»»

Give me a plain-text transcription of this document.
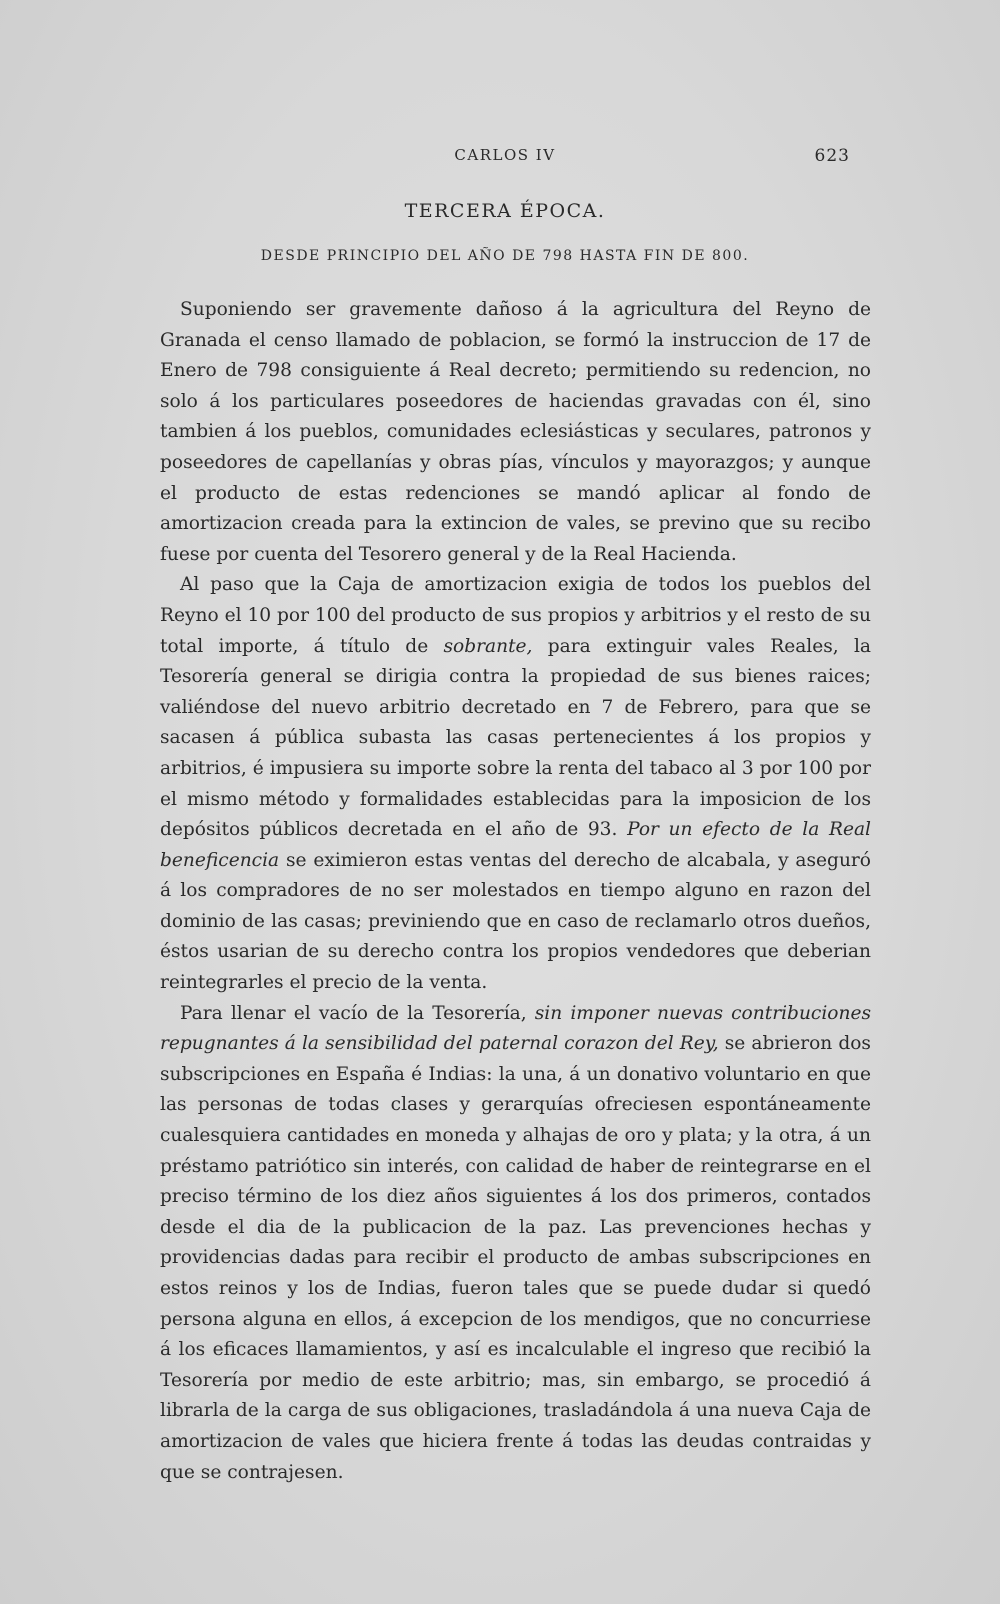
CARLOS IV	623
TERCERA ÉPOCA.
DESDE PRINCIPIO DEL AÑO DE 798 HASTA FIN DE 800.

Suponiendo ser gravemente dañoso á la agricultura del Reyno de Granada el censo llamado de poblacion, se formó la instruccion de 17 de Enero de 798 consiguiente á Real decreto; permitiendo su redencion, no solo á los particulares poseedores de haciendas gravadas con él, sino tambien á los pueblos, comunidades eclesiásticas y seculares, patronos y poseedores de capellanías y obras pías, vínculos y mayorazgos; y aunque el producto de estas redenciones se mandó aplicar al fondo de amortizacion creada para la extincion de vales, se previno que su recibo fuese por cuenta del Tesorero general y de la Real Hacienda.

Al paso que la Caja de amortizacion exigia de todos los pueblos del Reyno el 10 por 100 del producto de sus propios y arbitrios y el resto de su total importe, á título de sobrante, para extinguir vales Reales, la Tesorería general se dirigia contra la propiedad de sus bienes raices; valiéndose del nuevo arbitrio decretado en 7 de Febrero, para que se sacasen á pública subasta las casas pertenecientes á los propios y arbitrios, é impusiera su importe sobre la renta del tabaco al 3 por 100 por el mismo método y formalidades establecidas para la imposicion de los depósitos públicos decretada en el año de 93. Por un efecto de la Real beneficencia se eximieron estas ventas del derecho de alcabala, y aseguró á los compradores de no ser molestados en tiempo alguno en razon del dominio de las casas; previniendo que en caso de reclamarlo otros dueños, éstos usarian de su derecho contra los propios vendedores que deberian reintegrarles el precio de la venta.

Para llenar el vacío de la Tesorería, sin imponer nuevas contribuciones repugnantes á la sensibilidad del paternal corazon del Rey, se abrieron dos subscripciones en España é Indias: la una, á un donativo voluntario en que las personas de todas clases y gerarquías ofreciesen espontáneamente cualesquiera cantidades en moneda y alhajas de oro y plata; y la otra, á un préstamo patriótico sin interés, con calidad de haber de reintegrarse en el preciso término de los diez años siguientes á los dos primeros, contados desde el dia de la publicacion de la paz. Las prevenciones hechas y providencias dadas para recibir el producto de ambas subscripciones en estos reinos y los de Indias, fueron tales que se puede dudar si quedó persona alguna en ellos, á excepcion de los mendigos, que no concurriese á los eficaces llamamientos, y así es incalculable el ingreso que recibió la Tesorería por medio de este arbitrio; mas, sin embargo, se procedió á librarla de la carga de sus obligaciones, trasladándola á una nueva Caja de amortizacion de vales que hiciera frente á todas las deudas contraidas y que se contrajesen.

««

Your instructions :: Set down all the entries exactly as they appear, but skip any pictures.

Exercise solution ::
Give me a plain-text transcription of this document.
CARLOS IV	623
TERCERA ÉPOCA.
DESDE PRINCIPIO DEL AÑO DE 798 HASTA FIN DE 800.

Suponiendo ser gravemente dañoso á la agricultura del Reyno de Granada el censo llamado de poblacion, se formó la instruccion de 17 de Enero de 798 consiguiente á Real decreto; permitiendo su redencion, no solo á los particulares poseedores de haciendas gravadas con él, sino tambien á los pueblos, comunidades eclesiásticas y seculares, patronos y poseedores de capellanías y obras pías, vínculos y mayorazgos; y aunque el producto de estas redenciones se mandó aplicar al fondo de amortizacion creada para la extincion de vales, se previno que su recibo fuese por cuenta del Tesorero general y de la Real Hacienda.

Al paso que la Caja de amortizacion exigia de todos los pueblos del Reyno el 10 por 100 del producto de sus propios y arbitrios y el resto de su total importe, á título de sobrante, para extinguir vales Reales, la Tesorería general se dirigia contra la propiedad de sus bienes raices; valiéndose del nuevo arbitrio decretado en 7 de Febrero, para que se sacasen á pública subasta las casas pertenecientes á los propios y arbitrios, é impusiera su importe sobre la renta del tabaco al 3 por 100 por el mismo método y formalidades establecidas para la imposicion de los depósitos públicos decretada en el año de 93. Por un efecto de la Real beneficencia se eximieron estas ventas del derecho de alcabala, y aseguró á los compradores de no ser molestados en tiempo alguno en razon del dominio de las casas; previniendo que en caso de reclamarlo otros dueños, éstos usarian de su derecho contra los propios vendedores que deberian reintegrarles el precio de la venta.

Para llenar el vacío de la Tesorería, sin imponer nuevas contribuciones repugnantes á la sensibilidad del paternal corazon del Rey, se abrieron dos subscripciones en España é Indias: la una, á un donativo voluntario en que las personas de todas clases y gerarquías ofreciesen espontáneamente cualesquiera cantidades en moneda y alhajas de oro y plata; y la otra, á un préstamo patriótico sin interés, con calidad de haber de reintegrarse en el preciso término de los diez años siguientes á los dos primeros, contados desde el dia de la publicacion de la paz. Las prevenciones hechas y providencias dadas para recibir el producto de ambas subscripciones en estos reinos y los de Indias, fueron tales que se puede dudar si quedó persona alguna en ellos, á excepcion de los mendigos, que no concurriese á los eficaces llamamientos, y así es incalculable el ingreso que recibió la Tesorería por medio de este arbitrio; mas, sin embargo, se procedió á librarla de la carga de sus obligaciones, trasladándola á una nueva Caja de amortizacion de vales que hiciera frente á todas las deudas contraidas y que se contrajesen.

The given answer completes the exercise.